Your task is to repeat all of the material exactly.

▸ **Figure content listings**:
● ● ●

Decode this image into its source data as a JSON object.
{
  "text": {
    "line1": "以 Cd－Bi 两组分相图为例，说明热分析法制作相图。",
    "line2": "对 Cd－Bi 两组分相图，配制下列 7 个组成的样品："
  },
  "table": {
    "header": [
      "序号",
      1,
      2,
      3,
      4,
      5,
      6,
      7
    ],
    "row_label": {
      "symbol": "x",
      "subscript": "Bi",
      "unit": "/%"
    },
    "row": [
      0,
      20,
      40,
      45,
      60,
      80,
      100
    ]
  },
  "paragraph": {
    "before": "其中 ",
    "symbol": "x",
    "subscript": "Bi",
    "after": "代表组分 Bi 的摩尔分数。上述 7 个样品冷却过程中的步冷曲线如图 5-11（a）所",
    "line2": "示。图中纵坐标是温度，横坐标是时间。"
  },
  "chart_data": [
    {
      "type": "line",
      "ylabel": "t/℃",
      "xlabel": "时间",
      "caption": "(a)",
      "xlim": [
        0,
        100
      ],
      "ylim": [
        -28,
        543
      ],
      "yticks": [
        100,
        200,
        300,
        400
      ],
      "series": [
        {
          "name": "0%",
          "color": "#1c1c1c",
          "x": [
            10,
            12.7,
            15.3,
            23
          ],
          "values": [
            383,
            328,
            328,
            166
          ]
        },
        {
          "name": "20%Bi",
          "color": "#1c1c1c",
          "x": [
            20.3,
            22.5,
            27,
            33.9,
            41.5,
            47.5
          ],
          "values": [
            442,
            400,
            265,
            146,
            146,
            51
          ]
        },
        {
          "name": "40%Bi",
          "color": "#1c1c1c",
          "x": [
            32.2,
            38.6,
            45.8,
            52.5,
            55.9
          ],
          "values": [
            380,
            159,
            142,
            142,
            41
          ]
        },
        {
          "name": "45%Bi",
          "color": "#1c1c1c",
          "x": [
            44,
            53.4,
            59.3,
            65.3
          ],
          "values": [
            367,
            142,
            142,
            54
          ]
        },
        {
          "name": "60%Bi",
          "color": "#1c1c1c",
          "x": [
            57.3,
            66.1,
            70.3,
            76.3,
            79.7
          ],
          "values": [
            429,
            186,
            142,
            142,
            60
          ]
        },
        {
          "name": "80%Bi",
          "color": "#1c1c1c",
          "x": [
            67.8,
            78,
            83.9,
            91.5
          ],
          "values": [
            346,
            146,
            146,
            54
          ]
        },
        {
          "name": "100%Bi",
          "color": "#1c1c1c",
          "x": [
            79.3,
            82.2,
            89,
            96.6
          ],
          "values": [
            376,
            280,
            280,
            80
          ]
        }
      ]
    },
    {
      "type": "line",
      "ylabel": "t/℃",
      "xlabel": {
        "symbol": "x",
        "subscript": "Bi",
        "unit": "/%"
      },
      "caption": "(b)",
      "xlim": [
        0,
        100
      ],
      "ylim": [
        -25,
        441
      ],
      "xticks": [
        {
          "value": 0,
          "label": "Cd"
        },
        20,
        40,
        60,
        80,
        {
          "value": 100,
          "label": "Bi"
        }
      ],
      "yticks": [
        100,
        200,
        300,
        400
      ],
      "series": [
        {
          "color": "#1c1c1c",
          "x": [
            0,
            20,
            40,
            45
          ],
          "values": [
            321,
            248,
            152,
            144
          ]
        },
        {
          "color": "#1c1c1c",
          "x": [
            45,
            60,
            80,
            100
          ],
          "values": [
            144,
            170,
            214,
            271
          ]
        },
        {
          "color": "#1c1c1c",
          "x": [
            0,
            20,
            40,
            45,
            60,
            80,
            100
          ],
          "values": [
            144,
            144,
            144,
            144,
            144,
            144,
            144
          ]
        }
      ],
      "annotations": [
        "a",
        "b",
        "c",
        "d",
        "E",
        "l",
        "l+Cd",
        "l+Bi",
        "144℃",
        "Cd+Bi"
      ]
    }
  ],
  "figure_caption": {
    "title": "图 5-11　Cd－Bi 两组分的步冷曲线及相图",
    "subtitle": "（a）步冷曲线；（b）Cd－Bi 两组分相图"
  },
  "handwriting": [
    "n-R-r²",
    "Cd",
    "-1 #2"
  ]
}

● ● ●

▸ **Finished task**:
Decode this image into its source data as a JSON object.
{
  "text": {
    "line1": "以 Cd－Bi 两组分相图为例，说明热分析法制作相图。",
    "line2": "对 Cd－Bi 两组分相图，配制下列 7 个组成的样品："
  },
  "table": {
    "header": [
      "序号",
      1,
      2,
      3,
      4,
      5,
      6,
      7
    ],
    "row_label": {
      "symbol": "x",
      "subscript": "Bi",
      "unit": "/%"
    },
    "row": [
      0,
      20,
      40,
      45,
      60,
      80,
      100
    ]
  },
  "paragraph": {
    "before": "其中 ",
    "symbol": "x",
    "subscript": "Bi",
    "after": "代表组分 Bi 的摩尔分数。上述 7 个样品冷却过程中的步冷曲线如图 5-11（a）所",
    "line2": "示。图中纵坐标是温度，横坐标是时间。"
  },
  "chart_data": [
    {
      "type": "line",
      "ylabel": "t/℃",
      "xlabel": "时间",
      "caption": "(a)",
      "xlim": [
        0,
        100
      ],
      "ylim": [
        -28,
        543
      ],
      "yticks": [
        100,
        200,
        300,
        400
      ],
      "series": [
        {
          "name": "0%",
          "color": "#1c1c1c",
          "x": [
            10,
            12.7,
            15.3,
            23
          ],
          "values": [
            383,
            328,
            328,
            166
          ]
        },
        {
          "name": "20%Bi",
          "color": "#1c1c1c",
          "x": [
            20.3,
            22.5,
            27,
            33.9,
            41.5,
            47.5
          ],
          "values": [
            442,
            400,
            265,
            146,
            146,
            51
          ]
        },
        {
          "name": "40%Bi",
          "color": "#1c1c1c",
          "x": [
            32.2,
            38.6,
            45.8,
            52.5,
            55.9
          ],
          "values": [
            380,
            159,
            142,
            142,
            41
          ]
        },
        {
          "name": "45%Bi",
          "color": "#1c1c1c",
          "x": [
            44,
            53.4,
            59.3,
            65.3
          ],
          "values": [
            367,
            142,
            142,
            54
          ]
        },
        {
          "name": "60%Bi",
          "color": "#1c1c1c",
          "x": [
            57.3,
            66.1,
            70.3,
            76.3,
            79.7
          ],
          "values": [
            429,
            186,
            142,
            142,
            60
          ]
        },
        {
          "name": "80%Bi",
          "color": "#1c1c1c",
          "x": [
            67.8,
            78,
            83.9,
            91.5
          ],
          "values": [
            346,
            146,
            146,
            54
          ]
        },
        {
          "name": "100%Bi",
          "color": "#1c1c1c",
          "x": [
            79.3,
            82.2,
            89,
            96.6
          ],
          "values": [
            376,
            280,
            280,
            80
          ]
        }
      ]
    },
    {
      "type": "line",
      "ylabel": "t/℃",
      "xlabel": {
        "symbol": "x",
        "subscript": "Bi",
        "unit": "/%"
      },
      "caption": "(b)",
      "xlim": [
        0,
        100
      ],
      "ylim": [
        -25,
        441
      ],
      "xticks": [
        {
          "value": 0,
          "label": "Cd"
        },
        20,
        40,
        60,
        80,
        {
          "value": 100,
          "label": "Bi"
        }
      ],
      "yticks": [
        100,
        200,
        300,
        400
      ],
      "series": [
        {
          "color": "#1c1c1c",
          "x": [
            0,
            20,
            40,
            45
          ],
          "values": [
            321,
            248,
            152,
            144
          ]
        },
        {
          "color": "#1c1c1c",
          "x": [
            45,
            60,
            80,
            100
          ],
          "values": [
            144,
            170,
            214,
            271
          ]
        },
        {
          "color": "#1c1c1c",
          "x": [
            0,
            20,
            40,
            45,
            60,
            80,
            100
          ],
          "values": [
            144,
            144,
            144,
            144,
            144,
            144,
            144
          ]
        }
      ],
      "annotations": [
        "a",
        "b",
        "c",
        "d",
        "E",
        "l",
        "l+Cd",
        "l+Bi",
        "144℃",
        "Cd+Bi"
      ]
    }
  ],
  "figure_caption": {
    "title": "图 5-11　Cd－Bi 两组分的步冷曲线及相图",
    "subtitle": "（a）步冷曲线；（b）Cd－Bi 两组分相图"
  },
  "handwriting": [
    "n-R-r²",
    "Cd",
    "-1 #2"
  ]
}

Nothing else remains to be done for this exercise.